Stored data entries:
<<<<

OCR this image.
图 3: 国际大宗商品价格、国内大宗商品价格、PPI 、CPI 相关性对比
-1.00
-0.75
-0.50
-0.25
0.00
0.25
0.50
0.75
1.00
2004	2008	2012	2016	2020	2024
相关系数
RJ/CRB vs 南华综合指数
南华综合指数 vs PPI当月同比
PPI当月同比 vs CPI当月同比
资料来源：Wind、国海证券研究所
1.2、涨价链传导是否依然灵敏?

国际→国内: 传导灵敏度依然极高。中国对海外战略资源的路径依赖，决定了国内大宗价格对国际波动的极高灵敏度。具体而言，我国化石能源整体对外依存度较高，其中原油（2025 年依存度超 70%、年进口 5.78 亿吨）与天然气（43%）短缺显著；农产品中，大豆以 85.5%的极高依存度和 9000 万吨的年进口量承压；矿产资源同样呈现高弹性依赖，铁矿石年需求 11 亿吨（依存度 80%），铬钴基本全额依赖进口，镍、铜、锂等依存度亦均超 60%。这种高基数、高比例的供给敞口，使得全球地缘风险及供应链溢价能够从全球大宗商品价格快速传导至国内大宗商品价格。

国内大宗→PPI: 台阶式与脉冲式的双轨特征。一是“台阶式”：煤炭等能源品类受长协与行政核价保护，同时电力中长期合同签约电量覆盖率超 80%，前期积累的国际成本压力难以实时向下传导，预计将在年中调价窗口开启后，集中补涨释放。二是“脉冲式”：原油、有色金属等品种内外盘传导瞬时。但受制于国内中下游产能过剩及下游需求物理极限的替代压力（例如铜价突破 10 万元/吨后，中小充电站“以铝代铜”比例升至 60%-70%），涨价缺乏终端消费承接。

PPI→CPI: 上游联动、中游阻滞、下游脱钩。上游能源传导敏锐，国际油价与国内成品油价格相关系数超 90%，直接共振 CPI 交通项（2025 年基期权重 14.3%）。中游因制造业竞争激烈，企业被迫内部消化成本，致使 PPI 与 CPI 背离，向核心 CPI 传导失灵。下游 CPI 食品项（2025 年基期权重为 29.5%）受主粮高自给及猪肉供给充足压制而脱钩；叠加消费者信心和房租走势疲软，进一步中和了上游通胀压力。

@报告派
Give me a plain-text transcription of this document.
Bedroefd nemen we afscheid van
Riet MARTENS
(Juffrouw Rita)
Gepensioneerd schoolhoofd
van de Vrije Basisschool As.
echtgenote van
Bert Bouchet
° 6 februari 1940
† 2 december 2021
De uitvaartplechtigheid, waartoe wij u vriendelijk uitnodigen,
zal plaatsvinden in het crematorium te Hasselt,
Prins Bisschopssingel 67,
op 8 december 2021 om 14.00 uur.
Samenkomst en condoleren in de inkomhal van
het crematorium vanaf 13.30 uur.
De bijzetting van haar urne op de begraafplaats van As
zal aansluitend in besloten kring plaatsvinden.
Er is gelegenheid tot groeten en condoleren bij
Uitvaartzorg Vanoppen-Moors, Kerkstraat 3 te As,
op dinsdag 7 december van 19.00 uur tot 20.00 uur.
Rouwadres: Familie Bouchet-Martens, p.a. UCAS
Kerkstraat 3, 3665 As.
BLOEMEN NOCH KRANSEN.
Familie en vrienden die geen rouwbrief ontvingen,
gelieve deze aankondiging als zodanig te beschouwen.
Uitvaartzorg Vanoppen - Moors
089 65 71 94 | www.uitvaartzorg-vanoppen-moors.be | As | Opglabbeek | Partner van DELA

>>>>

* [EXERCISE] Reproduce each record exactly, leaving nothing out.

* [IN RESPONSE]
OCR this image.
图 3: 国际大宗商品价格、国内大宗商品价格、PPI 、CPI 相关性对比
-1.00
-0.75
-0.50
-0.25
0.00
0.25
0.50
0.75
1.00
2004	2008	2012	2016	2020	2024
相关系数
RJ/CRB vs 南华综合指数
南华综合指数 vs PPI当月同比
PPI当月同比 vs CPI当月同比
资料来源：Wind、国海证券研究所
1.2、涨价链传导是否依然灵敏?

国际→国内: 传导灵敏度依然极高。中国对海外战略资源的路径依赖，决定了国内大宗价格对国际波动的极高灵敏度。具体而言，我国化石能源整体对外依存度较高，其中原油（2025 年依存度超 70%、年进口 5.78 亿吨）与天然气（43%）短缺显著；农产品中，大豆以 85.5%的极高依存度和 9000 万吨的年进口量承压；矿产资源同样呈现高弹性依赖，铁矿石年需求 11 亿吨（依存度 80%），铬钴基本全额依赖进口，镍、铜、锂等依存度亦均超 60%。这种高基数、高比例的供给敞口，使得全球地缘风险及供应链溢价能够从全球大宗商品价格快速传导至国内大宗商品价格。

国内大宗→PPI: 台阶式与脉冲式的双轨特征。一是“台阶式”：煤炭等能源品类受长协与行政核价保护，同时电力中长期合同签约电量覆盖率超 80%，前期积累的国际成本压力难以实时向下传导，预计将在年中调价窗口开启后，集中补涨释放。二是“脉冲式”：原油、有色金属等品种内外盘传导瞬时。但受制于国内中下游产能过剩及下游需求物理极限的替代压力（例如铜价突破 10 万元/吨后，中小充电站“以铝代铜”比例升至 60%-70%），涨价缺乏终端消费承接。

PPI→CPI: 上游联动、中游阻滞、下游脱钩。上游能源传导敏锐，国际油价与国内成品油价格相关系数超 90%，直接共振 CPI 交通项（2025 年基期权重 14.3%）。中游因制造业竞争激烈，企业被迫内部消化成本，致使 PPI 与 CPI 背离，向核心 CPI 传导失灵。下游 CPI 食品项（2025 年基期权重为 29.5%）受主粮高自给及猪肉供给充足压制而脱钩；叠加消费者信心和房租走势疲软，进一步中和了上游通胀压力。

@报告派
Give me a plain-text transcription of this document.
Bedroefd nemen we afscheid van
Riet MARTENS
(Juffrouw Rita)
Gepensioneerd schoolhoofd
van de Vrije Basisschool As.
echtgenote van
Bert Bouchet
° 6 februari 1940
† 2 december 2021
De uitvaartplechtigheid, waartoe wij u vriendelijk uitnodigen,
zal plaatsvinden in het crematorium te Hasselt,
Prins Bisschopssingel 67,
op 8 december 2021 om 14.00 uur.
Samenkomst en condoleren in de inkomhal van
het crematorium vanaf 13.30 uur.
De bijzetting van haar urne op de begraafplaats van As
zal aansluitend in besloten kring plaatsvinden.
Er is gelegenheid tot groeten en condoleren bij
Uitvaartzorg Vanoppen-Moors, Kerkstraat 3 te As,
op dinsdag 7 december van 19.00 uur tot 20.00 uur.
Rouwadres: Familie Bouchet-Martens, p.a. UCAS
Kerkstraat 3, 3665 As.
BLOEMEN NOCH KRANSEN.
Familie en vrienden die geen rouwbrief ontvingen,
gelieve deze aankondiging als zodanig te beschouwen.
Uitvaartzorg Vanoppen - Moors
089 65 71 94 | www.uitvaartzorg-vanoppen-moors.be | As | Opglabbeek | Partner van DELA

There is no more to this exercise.